■ Your goal
Extract every line that contains the string "close".
★ ★ ★ ★ ★
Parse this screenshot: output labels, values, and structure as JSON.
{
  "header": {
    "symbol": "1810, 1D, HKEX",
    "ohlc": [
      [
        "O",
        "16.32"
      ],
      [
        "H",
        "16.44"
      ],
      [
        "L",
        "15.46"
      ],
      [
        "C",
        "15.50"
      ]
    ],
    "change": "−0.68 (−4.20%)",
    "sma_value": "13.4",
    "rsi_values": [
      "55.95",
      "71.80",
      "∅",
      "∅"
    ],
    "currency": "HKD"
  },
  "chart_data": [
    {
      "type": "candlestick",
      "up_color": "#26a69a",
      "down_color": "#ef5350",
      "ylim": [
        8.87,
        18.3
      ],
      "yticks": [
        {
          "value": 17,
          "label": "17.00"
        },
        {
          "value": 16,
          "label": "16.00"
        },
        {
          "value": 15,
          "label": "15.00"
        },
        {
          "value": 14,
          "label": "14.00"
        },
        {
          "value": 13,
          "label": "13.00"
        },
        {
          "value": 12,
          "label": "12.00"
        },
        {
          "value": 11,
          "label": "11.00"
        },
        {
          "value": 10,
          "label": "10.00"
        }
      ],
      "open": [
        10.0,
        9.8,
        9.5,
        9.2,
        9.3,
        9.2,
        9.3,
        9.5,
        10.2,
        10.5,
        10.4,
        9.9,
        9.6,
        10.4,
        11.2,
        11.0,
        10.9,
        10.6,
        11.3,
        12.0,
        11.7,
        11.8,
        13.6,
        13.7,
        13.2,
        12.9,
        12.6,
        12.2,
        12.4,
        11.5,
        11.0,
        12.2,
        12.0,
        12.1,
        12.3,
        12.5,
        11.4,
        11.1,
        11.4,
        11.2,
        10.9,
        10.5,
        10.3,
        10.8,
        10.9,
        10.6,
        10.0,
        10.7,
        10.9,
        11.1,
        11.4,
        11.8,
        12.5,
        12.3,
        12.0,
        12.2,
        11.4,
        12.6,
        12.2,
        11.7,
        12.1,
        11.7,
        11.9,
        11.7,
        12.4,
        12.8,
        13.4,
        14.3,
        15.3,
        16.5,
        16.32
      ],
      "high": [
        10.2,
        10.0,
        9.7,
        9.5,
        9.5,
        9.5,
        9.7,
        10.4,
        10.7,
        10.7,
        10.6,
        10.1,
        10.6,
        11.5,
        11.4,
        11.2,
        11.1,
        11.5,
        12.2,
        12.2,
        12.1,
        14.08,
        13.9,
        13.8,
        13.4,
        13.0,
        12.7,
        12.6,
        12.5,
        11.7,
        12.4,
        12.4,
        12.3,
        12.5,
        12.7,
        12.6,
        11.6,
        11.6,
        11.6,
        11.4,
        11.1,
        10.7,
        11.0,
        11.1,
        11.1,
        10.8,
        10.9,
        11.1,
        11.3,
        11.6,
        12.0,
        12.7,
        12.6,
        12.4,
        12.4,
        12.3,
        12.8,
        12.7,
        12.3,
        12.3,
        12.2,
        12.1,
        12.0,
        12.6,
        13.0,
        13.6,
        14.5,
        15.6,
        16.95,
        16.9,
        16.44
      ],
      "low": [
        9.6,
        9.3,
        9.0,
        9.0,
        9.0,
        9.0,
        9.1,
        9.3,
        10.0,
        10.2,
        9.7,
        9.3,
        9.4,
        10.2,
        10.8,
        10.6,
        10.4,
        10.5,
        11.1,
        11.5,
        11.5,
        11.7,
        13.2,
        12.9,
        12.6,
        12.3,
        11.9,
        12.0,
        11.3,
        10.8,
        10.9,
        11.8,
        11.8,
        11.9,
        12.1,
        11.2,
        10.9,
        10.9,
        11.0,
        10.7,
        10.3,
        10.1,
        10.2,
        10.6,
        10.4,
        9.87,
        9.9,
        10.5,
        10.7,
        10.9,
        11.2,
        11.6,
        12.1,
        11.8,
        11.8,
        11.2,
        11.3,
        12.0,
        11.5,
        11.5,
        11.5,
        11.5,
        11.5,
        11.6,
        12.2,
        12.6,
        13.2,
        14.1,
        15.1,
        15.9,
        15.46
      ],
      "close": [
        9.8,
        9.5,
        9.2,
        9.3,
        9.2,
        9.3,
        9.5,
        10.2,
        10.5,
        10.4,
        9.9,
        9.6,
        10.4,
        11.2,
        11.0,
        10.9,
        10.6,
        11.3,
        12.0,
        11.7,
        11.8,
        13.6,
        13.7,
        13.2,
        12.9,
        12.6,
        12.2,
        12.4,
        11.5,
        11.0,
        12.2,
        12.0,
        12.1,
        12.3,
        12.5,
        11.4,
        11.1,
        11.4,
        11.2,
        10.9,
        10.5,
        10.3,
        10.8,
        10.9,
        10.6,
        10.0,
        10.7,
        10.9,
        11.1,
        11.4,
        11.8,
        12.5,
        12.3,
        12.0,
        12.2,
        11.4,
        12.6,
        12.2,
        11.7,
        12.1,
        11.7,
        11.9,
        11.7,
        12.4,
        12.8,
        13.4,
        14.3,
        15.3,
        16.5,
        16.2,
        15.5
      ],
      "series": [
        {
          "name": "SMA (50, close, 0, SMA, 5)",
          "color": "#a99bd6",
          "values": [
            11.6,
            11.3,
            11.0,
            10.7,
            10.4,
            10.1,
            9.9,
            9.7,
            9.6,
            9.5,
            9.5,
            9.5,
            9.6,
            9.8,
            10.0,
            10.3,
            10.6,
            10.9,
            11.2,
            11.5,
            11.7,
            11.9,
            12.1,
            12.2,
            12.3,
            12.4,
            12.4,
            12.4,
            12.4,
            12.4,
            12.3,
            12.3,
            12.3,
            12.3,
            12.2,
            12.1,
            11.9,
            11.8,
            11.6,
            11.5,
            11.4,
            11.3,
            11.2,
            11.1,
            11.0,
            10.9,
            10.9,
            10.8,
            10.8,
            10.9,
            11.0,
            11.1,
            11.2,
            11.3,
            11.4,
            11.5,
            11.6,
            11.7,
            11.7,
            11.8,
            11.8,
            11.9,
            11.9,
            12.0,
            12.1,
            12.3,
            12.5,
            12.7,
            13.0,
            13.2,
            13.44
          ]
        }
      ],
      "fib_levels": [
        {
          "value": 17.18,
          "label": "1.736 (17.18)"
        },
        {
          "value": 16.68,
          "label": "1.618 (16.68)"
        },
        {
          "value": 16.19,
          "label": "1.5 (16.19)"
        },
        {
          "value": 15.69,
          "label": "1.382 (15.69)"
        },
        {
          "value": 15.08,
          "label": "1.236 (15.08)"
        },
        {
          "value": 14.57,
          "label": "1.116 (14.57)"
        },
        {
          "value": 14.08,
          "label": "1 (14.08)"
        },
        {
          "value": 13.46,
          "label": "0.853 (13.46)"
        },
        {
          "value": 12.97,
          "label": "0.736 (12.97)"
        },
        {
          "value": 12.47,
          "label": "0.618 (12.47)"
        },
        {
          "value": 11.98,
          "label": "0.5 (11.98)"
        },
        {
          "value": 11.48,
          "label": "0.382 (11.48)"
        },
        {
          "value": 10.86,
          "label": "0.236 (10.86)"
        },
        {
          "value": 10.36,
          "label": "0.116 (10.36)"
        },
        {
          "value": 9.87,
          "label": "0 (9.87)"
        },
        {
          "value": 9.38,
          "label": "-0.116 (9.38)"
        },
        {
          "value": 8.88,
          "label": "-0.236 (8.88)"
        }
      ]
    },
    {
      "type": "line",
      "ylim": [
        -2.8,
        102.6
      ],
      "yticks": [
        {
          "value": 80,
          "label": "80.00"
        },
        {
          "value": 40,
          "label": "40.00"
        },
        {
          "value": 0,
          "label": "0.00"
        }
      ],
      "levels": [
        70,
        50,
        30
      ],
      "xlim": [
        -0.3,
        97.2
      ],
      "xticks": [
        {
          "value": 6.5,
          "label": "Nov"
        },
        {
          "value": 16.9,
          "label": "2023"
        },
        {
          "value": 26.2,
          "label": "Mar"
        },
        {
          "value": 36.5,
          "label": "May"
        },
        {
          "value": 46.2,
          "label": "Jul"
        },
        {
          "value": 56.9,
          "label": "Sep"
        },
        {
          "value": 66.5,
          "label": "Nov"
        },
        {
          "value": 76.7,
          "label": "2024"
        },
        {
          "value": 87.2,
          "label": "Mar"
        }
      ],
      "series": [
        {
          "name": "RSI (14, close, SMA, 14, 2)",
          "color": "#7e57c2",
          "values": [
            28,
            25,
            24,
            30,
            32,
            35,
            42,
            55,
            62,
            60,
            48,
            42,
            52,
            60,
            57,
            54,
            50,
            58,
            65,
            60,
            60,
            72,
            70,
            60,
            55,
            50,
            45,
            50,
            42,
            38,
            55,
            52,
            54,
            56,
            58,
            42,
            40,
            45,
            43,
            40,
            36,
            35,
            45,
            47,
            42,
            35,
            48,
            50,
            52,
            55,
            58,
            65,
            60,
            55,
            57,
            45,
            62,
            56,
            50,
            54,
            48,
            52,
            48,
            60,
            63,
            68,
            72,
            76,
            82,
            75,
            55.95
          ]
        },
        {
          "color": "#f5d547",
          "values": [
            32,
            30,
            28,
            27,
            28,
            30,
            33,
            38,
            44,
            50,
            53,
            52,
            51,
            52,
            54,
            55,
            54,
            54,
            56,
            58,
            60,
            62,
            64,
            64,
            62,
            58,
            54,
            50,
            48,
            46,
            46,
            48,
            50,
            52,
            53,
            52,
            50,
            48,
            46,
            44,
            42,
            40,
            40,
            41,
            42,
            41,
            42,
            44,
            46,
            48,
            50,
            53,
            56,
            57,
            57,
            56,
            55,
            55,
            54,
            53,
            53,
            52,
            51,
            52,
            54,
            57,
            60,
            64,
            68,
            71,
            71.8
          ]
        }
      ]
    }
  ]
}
★ ★ ★ ★ ★
■ Answer to this task
      "close": [
          "name": "SMA (50, close, 0, SMA, 5)",
          "name": "RSI (14, close, SMA, 14, 2)",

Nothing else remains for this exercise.